◆ DIRECTION:
In the material below, find every line with "that" and pull it out.

◆ Extracted records:
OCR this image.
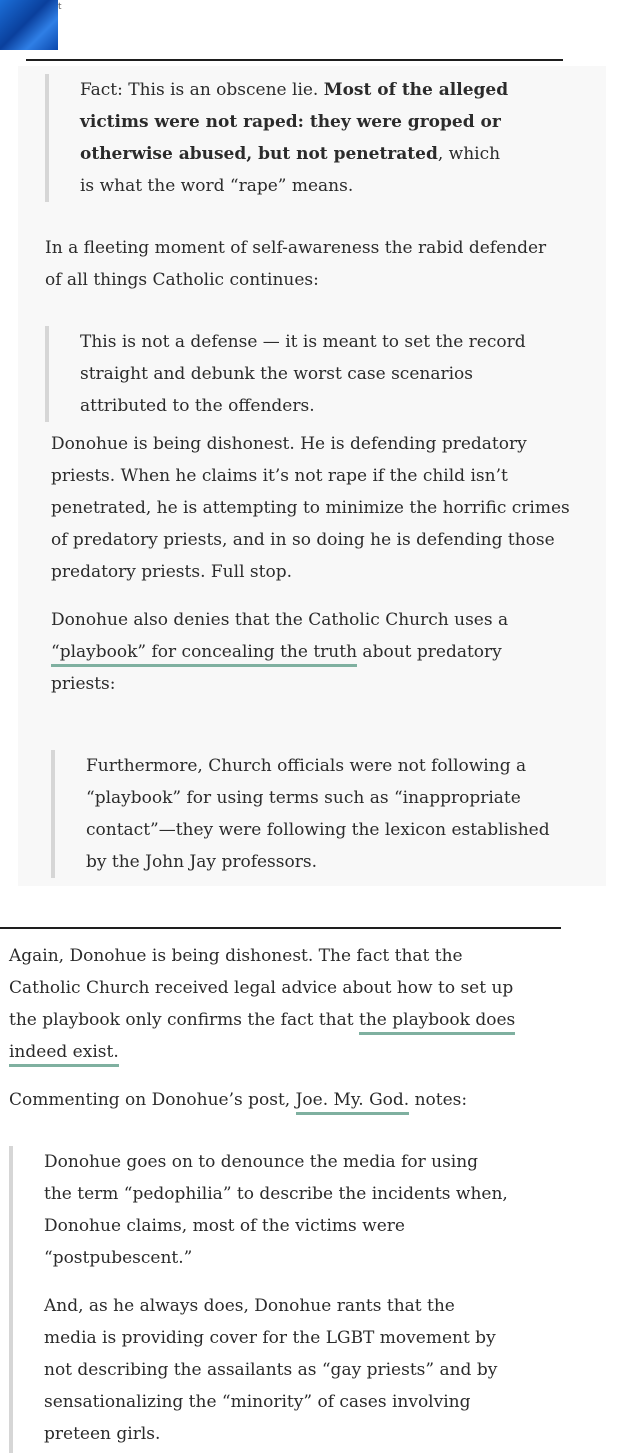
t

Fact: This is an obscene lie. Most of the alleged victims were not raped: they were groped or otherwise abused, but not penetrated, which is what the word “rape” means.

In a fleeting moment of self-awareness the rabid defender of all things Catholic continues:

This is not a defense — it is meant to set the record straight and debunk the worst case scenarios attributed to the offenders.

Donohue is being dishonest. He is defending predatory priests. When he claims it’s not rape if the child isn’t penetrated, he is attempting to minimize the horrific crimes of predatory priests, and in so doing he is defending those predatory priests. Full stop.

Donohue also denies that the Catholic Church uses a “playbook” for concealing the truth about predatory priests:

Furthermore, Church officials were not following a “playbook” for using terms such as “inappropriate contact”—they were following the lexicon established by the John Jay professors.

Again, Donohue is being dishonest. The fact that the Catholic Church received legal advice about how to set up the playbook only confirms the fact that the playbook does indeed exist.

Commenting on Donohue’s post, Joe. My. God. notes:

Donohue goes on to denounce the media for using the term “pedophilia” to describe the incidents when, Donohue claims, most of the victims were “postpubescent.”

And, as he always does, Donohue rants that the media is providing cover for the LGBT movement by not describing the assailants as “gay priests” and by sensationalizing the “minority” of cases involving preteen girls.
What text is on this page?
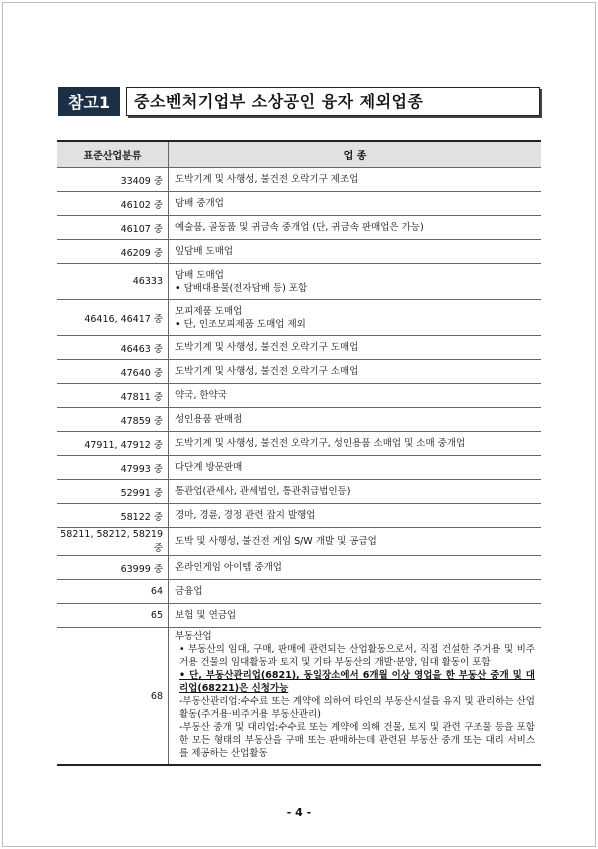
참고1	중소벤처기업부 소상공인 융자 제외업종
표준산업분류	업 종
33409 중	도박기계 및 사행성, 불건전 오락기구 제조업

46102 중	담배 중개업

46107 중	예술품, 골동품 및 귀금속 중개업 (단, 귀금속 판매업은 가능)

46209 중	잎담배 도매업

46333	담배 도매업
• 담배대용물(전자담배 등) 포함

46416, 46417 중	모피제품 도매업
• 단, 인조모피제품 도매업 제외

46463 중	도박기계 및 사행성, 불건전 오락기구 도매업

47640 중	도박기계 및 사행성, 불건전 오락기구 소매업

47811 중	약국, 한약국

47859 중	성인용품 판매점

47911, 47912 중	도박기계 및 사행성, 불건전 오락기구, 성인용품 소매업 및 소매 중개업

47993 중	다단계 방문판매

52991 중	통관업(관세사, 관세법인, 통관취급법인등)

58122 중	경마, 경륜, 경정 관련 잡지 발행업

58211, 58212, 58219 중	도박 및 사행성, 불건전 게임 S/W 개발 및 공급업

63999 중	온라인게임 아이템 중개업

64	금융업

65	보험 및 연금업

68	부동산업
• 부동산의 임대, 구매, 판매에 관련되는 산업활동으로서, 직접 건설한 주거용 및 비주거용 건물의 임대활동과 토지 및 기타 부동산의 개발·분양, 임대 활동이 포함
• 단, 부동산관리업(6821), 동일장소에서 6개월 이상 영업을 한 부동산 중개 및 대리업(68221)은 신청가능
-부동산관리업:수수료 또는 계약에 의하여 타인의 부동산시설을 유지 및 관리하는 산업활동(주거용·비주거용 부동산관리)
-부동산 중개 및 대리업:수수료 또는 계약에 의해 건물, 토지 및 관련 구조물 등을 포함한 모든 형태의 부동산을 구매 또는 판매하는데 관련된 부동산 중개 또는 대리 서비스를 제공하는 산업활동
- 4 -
==
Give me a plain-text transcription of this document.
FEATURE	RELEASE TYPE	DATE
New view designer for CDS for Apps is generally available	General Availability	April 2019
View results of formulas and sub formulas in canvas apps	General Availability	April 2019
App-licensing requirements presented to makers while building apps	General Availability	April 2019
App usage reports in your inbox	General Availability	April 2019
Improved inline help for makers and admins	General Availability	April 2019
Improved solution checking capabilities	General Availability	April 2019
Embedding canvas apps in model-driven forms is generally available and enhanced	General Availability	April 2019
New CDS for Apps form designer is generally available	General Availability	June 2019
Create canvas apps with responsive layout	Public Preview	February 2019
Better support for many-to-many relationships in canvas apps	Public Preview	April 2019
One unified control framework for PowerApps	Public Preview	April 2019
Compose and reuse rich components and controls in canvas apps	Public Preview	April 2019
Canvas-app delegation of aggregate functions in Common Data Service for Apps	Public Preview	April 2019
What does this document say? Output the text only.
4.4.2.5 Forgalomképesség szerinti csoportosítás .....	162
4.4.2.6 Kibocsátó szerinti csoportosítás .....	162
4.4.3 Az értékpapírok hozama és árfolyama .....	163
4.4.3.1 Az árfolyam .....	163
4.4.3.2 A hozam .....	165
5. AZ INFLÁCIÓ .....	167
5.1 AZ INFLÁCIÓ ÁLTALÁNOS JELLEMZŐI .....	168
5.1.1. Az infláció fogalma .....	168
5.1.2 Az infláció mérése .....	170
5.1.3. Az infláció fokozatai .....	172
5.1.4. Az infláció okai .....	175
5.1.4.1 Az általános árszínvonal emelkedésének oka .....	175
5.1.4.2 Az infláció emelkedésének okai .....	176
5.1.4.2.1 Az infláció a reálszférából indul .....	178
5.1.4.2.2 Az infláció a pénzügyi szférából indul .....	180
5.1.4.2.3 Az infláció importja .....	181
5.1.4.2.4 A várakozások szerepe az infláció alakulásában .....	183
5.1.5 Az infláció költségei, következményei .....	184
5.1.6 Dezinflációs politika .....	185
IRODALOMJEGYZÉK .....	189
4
...
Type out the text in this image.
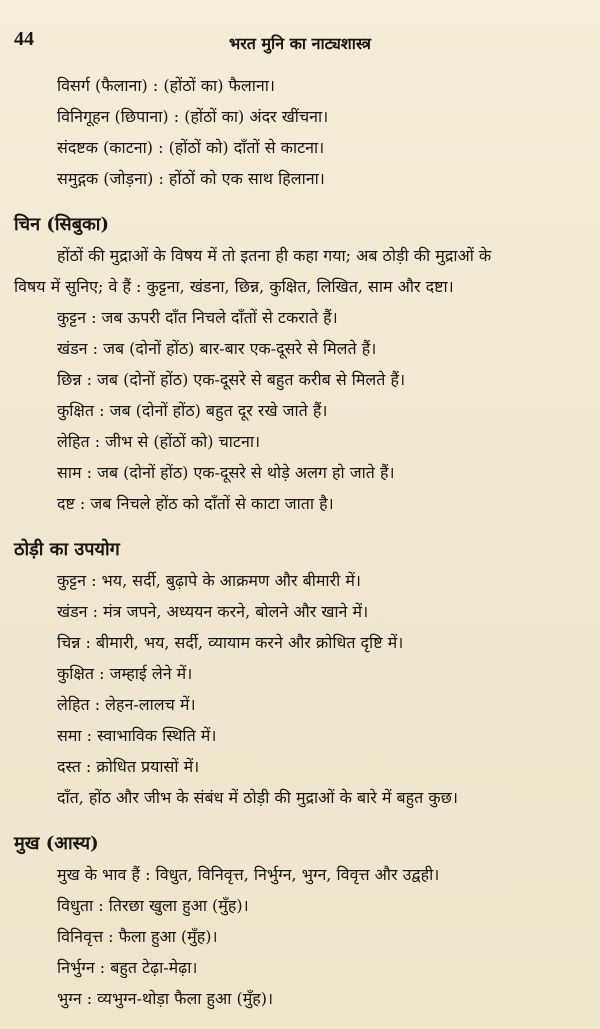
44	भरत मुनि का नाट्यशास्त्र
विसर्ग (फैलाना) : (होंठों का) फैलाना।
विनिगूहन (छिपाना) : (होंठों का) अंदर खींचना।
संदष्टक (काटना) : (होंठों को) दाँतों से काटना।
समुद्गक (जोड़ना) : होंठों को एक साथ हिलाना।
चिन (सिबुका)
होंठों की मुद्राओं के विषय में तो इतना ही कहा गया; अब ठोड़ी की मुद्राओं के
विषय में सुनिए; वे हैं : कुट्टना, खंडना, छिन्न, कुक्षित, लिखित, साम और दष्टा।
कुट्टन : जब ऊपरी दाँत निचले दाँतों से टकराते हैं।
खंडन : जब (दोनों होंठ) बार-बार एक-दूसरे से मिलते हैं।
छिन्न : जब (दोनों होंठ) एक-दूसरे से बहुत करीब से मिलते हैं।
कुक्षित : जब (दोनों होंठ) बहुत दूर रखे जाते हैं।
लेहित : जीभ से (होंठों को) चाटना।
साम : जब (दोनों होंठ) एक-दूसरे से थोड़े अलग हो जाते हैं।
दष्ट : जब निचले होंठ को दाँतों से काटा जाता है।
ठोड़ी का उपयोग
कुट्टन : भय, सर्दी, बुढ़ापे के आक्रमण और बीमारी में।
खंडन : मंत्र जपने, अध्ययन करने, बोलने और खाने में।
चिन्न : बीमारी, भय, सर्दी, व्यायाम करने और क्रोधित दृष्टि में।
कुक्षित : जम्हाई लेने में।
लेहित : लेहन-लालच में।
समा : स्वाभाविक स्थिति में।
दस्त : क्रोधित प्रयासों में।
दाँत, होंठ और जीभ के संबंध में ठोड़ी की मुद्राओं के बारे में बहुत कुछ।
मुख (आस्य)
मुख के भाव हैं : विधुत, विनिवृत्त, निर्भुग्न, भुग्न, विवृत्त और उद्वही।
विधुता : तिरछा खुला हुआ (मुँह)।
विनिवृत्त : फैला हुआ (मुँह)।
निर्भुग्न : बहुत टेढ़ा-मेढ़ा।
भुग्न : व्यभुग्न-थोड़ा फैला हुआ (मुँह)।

◆ FULL SOLUTION:
Donohue also denies that the Catholic Church uses a “playbook” for concealing the truth about predatory priests:
Again, Donohue is being dishonest. The fact that the Catholic Church received legal advice about how to set up the playbook only confirms the fact that the playbook does indeed exist.
And, as he always does, Donohue rants that the media is providing cover for the LGBT movement by not describing the assailants as “gay priests” and by sensationalizing the “minority” of cases involving preteen girls.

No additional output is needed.